┌─ SELECTED TEXT

But by degrees thoughtful students of geology have been led to perceive
that the earliest efforts of nature have been by no means the
grandest. Alps and Andes are children of yesterday when compared with
Snowdon and the Cumberland hills; and the so-called glacial epoch--that
in which perhaps the most extensive physical changes of which any
record remaining occurred--is the last and the newest of the
revolutions of the globe. And in proportion as physical
geography--which is the geology of our own epoch--has grown into a
science, and the present order of nature has been ransacked to find
what, 'hibernice', we may call precedents for the phenomena of the
past, so the apparent necessity of supposing the past to be widely
different from the present has diminished.

└─

• _BRIEF 1_
In the passage on geology, what does the text call physical geography?
• _BRIEF 2_
In the entries, write out everything from the line containing "neutral-face-icon[interactable] xyxy=(974,145,1014,185)" down to the line containing "author-liked-badge: 作者赞过 xyxy=(172,864,325,916)", with "heart-outline-icon" changed to "heart-icon" and nothing else altered. Give only those lines.

┌─ MATERIAL SHOWN

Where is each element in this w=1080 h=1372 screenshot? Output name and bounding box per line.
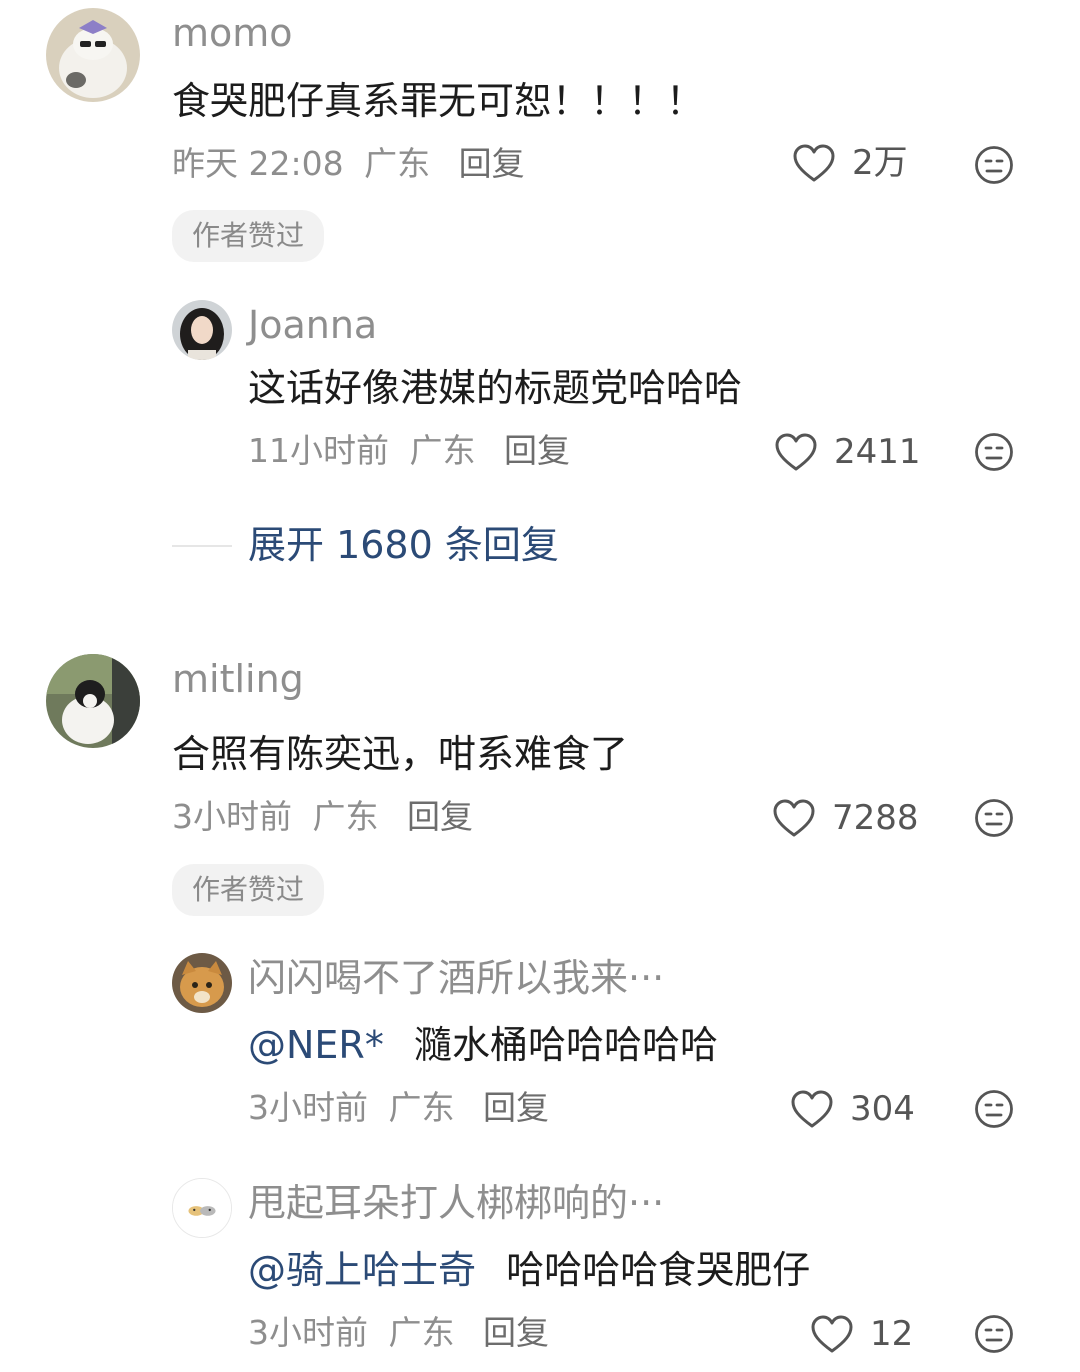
neutral-face-icon[interactable] xyxy=(974,145,1014,185)
avatar[interactable] xyxy=(46,654,140,748)
comment-text[interactable]: 食哭肥仔真系罪无可恕！！！！ xyxy=(172,82,704,120)
reply-button[interactable]: 回复 xyxy=(483,1088,549,1127)
heart-outline-icon xyxy=(793,144,835,182)
author-liked-badge: 作者赞过 xyxy=(172,864,325,916)
like-count: 2万 xyxy=(852,143,908,183)
reply-username[interactable]: 甩起耳朵打人梆梆响的··· xyxy=(248,1184,664,1222)
like-count: 304 xyxy=(850,1089,915,1129)
avatar[interactable] xyxy=(172,953,232,1013)
reply-time: 11小时前 xyxy=(248,431,389,470)
divider xyxy=(172,545,232,547)
reply-time: 3小时前 xyxy=(248,1088,368,1127)
reply-location: 广东 xyxy=(388,1088,455,1127)
reply-text-body: 哈哈哈哈食哭肥仔 xyxy=(506,1248,811,1292)
neutral-face-icon[interactable] xyxy=(974,1089,1014,1129)
avatar[interactable] xyxy=(172,1178,232,1238)
neutral-face-icon[interactable] xyxy=(974,1314,1014,1354)
reply-button[interactable]: 回复 xyxy=(483,1313,549,1352)
reply-text[interactable]: @骑上哈士奇 哈哈哈哈食哭肥仔 xyxy=(248,1251,810,1289)
comment-location: 广东 xyxy=(312,797,379,836)
expand-replies-button[interactable]: 展开 1680 条回复 xyxy=(248,526,559,564)
comment-username[interactable]: momo xyxy=(172,14,293,52)
reply-text-body: 瀡水桶哈哈哈哈哈 xyxy=(413,1023,718,1067)
reply-meta: 3小时前 广东 回复 xyxy=(248,1316,549,1349)
like-count: 2411 xyxy=(834,432,921,472)
reply-button[interactable]: 回复 xyxy=(504,431,570,470)
heart-outline-icon xyxy=(775,433,817,471)
like-count: 12 xyxy=(870,1314,914,1354)
reply-text[interactable]: 这话好像港媒的标题党哈哈哈 xyxy=(248,369,742,407)
reply-time: 3小时前 xyxy=(248,1313,368,1352)
heart-outline-icon xyxy=(791,1090,833,1128)
reply-text[interactable]: @NER* 瀡水桶哈哈哈哈哈 xyxy=(248,1026,718,1064)
reply-username[interactable]: Joanna xyxy=(248,306,377,344)
like-count: 7288 xyxy=(832,798,919,838)
like-button[interactable]: 7288 xyxy=(772,798,919,838)
avatar[interactable] xyxy=(172,300,232,360)
reply-meta: 11小时前 广东 回复 xyxy=(248,434,570,467)
reply-button[interactable]: 回复 xyxy=(407,797,473,836)
comment-time: 3小时前 xyxy=(172,797,292,836)
reply-location: 广东 xyxy=(388,1313,455,1352)
reply-username[interactable]: 闪闪喝不了酒所以我来··· xyxy=(248,959,664,997)
comment-location: 广东 xyxy=(364,144,431,183)
heart-outline-icon xyxy=(811,1315,853,1353)
mention-link[interactable]: @骑上哈士奇 xyxy=(248,1248,476,1292)
heart-outline-icon xyxy=(773,799,815,837)
avatar[interactable] xyxy=(46,8,140,102)
reply-button[interactable]: 回复 xyxy=(459,144,525,183)
reply-location: 广东 xyxy=(409,431,476,470)
comment-text[interactable]: 合照有陈奕迅，咁系难食了 xyxy=(172,735,628,773)
like-button[interactable]: 2万 xyxy=(792,143,908,183)
neutral-face-icon[interactable] xyxy=(974,432,1014,472)
like-button[interactable]: 2411 xyxy=(774,432,921,472)
comment-meta: 昨天 22:08 广东 回复 xyxy=(172,147,525,180)
like-button[interactable]: 304 xyxy=(790,1089,915,1129)
reply-meta: 3小时前 广东 回复 xyxy=(248,1091,549,1124)
neutral-face-icon[interactable] xyxy=(974,798,1014,838)
like-button[interactable]: 12 xyxy=(810,1314,913,1354)
comment-time: 昨天 22:08 xyxy=(172,144,344,183)
mention-link[interactable]: @NER* xyxy=(248,1023,384,1067)
author-liked-badge: 作者赞过 xyxy=(172,210,325,262)
comment-username[interactable]: mitling xyxy=(172,660,304,698)
comment-meta: 3小时前 广东 回复 xyxy=(172,800,473,833)
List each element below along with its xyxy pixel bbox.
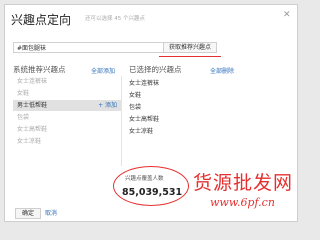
audience-count-label: 兴趣点覆盖人数	[125, 176, 164, 182]
right-panel-heading: 已选择的兴趣点	[129, 65, 182, 74]
audience-count: 85,039,531	[122, 187, 183, 198]
list-item-active[interactable]: 男士低帮鞋 + 添加	[13, 100, 121, 111]
selected-item[interactable]: 女鞋	[129, 90, 141, 99]
list-item[interactable]: 女士凉鞋	[13, 136, 121, 147]
highlight-ellipse	[113, 166, 189, 206]
watermark-url: www.6pf.cn	[210, 196, 275, 209]
dialog-subtitle: 还可以选择 45 个兴趣点	[85, 16, 145, 22]
remove-all-link[interactable]: 全部删除	[210, 66, 234, 75]
dialog-title: 兴趣点定向	[11, 13, 72, 27]
cancel-link[interactable]: 取消	[45, 208, 57, 219]
close-icon[interactable]: ✕	[283, 11, 291, 20]
add-all-link[interactable]: 全部添加	[91, 66, 115, 75]
selected-item[interactable]: 女士连裤袜	[129, 78, 159, 87]
selected-item[interactable]: 女士高帮鞋	[129, 114, 159, 123]
watermark-title: 货源批发网	[193, 172, 294, 194]
selected-item[interactable]: 女士凉鞋	[129, 126, 153, 135]
list-item[interactable]: 包袋	[13, 112, 121, 123]
left-panel-heading: 系统推荐兴趣点	[13, 65, 66, 74]
list-item[interactable]: 女士连裤袜	[13, 76, 121, 87]
confirm-button[interactable]: 确定	[15, 208, 41, 219]
list-item[interactable]: 女鞋	[13, 88, 121, 99]
selected-list: 女士连裤袜 女鞋 包袋 女士高帮鞋 女士凉鞋	[125, 76, 245, 166]
add-item-button[interactable]: + 添加	[98, 100, 117, 111]
highlight-underline	[159, 56, 221, 58]
selected-item[interactable]: 包袋	[129, 102, 141, 111]
get-recommended-button[interactable]: 获取推荐兴趣点	[163, 42, 217, 53]
list-item[interactable]: 女士高帮鞋	[13, 124, 121, 135]
recommended-list: 女士连裤袜 女鞋 男士低帮鞋 + 添加 包袋 女士高帮鞋 女士凉鞋	[13, 76, 122, 166]
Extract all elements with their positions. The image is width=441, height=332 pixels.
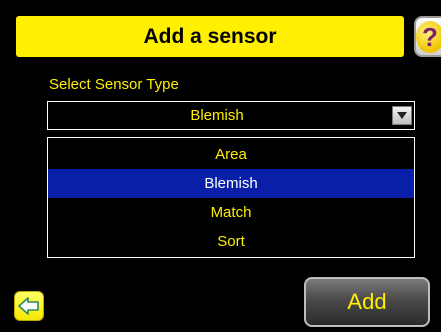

└─

• _RESPONSE 1_
The geology of our own epoch.

• _RESPONSE 2_
neutral-face-icon[interactable] xyxy=(974,145,1014,185)
avatar[interactable] xyxy=(46,654,140,748)
comment-text[interactable]: 食哭肥仔真系罪无可恕！！！！ xyxy=(172,82,704,120)
reply-button[interactable]: 回复 xyxy=(483,1088,549,1127)
heart-icon xyxy=(793,144,835,182)
author-liked-badge: 作者赞过 xyxy=(172,864,325,916)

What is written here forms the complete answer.